REQUIRED TASK |
Check each line of the records below for the word "title" and copy those where it appears.

***

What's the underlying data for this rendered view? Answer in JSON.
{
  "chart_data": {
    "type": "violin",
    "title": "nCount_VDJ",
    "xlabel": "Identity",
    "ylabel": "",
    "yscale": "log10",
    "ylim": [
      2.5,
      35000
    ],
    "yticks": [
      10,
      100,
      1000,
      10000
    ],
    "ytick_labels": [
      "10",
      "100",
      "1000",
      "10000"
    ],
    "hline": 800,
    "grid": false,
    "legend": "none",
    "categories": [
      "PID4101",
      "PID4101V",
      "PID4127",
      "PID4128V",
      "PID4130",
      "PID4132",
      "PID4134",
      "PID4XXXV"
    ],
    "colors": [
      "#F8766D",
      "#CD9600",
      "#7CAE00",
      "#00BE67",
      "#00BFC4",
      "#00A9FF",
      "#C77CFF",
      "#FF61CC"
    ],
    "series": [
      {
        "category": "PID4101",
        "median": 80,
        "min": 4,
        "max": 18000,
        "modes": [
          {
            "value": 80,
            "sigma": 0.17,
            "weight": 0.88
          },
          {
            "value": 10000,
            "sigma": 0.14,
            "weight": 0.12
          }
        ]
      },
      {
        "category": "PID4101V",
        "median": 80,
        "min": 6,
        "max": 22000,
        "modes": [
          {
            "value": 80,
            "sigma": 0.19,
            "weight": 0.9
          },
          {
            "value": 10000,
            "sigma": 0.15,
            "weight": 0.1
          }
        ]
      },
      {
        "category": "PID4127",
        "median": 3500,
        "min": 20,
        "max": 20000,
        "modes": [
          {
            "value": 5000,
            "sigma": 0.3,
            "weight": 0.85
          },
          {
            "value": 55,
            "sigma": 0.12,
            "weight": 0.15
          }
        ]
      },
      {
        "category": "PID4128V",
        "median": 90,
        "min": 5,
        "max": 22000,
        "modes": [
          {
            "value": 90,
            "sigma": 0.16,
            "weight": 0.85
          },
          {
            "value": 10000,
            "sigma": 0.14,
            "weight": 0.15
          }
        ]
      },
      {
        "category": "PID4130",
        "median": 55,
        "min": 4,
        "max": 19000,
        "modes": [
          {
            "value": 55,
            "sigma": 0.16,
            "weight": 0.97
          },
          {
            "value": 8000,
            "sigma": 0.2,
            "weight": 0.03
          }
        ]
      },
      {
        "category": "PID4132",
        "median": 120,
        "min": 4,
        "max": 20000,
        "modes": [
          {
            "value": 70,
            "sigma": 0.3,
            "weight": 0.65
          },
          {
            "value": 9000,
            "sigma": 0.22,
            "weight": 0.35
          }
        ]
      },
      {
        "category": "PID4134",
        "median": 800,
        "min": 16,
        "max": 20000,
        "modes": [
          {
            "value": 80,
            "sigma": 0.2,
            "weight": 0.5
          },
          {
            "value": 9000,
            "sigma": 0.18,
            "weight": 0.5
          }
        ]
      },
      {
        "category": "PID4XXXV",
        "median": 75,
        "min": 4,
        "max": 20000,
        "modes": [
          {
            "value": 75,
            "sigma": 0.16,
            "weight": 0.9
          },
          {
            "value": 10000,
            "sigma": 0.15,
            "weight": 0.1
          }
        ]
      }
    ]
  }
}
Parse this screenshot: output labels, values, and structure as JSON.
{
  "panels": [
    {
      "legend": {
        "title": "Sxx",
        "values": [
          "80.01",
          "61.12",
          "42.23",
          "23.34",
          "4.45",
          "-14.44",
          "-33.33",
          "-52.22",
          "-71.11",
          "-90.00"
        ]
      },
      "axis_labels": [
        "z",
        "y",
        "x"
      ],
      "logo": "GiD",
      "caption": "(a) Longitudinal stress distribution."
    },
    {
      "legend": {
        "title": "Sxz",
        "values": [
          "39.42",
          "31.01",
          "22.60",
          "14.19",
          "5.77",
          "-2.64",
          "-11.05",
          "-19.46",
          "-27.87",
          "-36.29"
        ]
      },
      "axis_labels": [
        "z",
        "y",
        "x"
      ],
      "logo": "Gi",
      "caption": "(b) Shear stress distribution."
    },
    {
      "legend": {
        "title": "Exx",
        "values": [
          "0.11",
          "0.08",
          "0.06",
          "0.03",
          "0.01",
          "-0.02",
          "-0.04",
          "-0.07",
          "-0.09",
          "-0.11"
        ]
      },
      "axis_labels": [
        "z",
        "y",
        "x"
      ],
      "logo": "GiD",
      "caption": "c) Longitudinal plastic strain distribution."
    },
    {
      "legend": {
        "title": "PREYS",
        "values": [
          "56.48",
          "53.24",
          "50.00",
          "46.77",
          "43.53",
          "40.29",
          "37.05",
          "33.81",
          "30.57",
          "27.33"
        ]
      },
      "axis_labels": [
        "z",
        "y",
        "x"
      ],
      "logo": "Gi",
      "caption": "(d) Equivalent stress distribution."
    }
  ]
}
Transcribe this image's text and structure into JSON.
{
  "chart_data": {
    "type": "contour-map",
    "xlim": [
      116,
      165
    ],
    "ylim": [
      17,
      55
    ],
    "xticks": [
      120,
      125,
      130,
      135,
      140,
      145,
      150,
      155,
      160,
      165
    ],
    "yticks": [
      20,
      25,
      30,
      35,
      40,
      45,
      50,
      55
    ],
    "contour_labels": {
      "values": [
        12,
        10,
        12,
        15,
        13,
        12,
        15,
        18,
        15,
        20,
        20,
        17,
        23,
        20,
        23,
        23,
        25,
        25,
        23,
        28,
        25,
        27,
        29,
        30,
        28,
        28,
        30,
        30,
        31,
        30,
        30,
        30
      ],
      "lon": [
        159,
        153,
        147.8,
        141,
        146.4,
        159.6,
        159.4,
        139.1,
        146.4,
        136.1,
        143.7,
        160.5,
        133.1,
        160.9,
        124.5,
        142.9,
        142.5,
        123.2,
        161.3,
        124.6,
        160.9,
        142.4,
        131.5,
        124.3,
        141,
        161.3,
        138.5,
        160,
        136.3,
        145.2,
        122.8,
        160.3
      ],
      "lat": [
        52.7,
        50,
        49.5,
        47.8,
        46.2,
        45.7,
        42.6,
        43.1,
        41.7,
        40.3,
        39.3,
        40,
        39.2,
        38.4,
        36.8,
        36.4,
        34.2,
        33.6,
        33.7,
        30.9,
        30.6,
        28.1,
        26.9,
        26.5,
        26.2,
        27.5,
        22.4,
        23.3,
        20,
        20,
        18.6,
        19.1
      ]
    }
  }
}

***

OUTPUT FOR THIS TASK |
    "title": "nCount_VDJ",
        "title": "Sxx",
        "title": "Sxz",
        "title": "Exx",
        "title": "PREYS",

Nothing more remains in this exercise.